Work to do ▸ From the listing below, extract every line in which the word "this" appears.

Information shown ▸

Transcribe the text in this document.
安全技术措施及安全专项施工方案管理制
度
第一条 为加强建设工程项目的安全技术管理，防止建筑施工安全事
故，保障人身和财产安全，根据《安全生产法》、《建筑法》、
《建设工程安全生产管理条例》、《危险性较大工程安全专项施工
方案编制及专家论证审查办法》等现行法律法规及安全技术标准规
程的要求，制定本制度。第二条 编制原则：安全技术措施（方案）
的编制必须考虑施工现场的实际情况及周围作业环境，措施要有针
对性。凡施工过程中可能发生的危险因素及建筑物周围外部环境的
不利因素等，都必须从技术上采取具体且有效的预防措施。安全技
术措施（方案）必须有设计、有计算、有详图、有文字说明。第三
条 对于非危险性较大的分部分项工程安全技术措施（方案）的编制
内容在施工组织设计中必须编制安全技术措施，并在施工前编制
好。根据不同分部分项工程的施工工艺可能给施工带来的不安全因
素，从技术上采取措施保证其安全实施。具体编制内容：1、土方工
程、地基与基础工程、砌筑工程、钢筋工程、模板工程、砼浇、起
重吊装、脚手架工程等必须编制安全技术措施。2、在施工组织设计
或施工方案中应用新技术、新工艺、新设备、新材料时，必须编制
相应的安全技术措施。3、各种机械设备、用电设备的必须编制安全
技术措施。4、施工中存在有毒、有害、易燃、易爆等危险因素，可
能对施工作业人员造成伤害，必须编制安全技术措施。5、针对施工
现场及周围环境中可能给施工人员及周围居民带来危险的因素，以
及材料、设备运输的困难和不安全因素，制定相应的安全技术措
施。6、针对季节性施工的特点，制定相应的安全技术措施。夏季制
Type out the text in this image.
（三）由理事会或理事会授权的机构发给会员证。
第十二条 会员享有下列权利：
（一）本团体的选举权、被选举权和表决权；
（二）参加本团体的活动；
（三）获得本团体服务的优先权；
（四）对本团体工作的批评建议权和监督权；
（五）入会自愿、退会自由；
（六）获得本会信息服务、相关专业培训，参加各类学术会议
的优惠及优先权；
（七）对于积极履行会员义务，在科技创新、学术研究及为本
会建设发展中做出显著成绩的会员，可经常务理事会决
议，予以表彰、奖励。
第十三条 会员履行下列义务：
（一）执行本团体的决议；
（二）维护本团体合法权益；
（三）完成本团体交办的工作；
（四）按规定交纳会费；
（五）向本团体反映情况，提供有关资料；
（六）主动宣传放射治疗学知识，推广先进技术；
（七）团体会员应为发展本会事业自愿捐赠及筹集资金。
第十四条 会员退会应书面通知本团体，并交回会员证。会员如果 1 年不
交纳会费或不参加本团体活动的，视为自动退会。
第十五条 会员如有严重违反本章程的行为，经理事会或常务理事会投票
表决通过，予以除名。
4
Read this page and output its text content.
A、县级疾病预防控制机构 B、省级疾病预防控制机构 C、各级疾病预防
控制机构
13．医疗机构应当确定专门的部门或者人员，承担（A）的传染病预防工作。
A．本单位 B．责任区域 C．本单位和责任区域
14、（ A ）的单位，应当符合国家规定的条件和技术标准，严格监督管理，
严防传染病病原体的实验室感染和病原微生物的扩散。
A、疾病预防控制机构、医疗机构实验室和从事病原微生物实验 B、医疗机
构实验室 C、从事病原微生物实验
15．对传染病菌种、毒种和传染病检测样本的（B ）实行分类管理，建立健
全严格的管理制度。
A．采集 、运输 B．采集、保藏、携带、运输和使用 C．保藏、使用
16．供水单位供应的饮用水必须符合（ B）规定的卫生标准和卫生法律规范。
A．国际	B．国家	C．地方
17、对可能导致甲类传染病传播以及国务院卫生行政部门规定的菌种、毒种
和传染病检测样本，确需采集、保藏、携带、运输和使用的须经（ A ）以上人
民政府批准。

Exercise answer ▸
Transcribe the text in this document.
Type out the text in this image.
Read this page and output its text content.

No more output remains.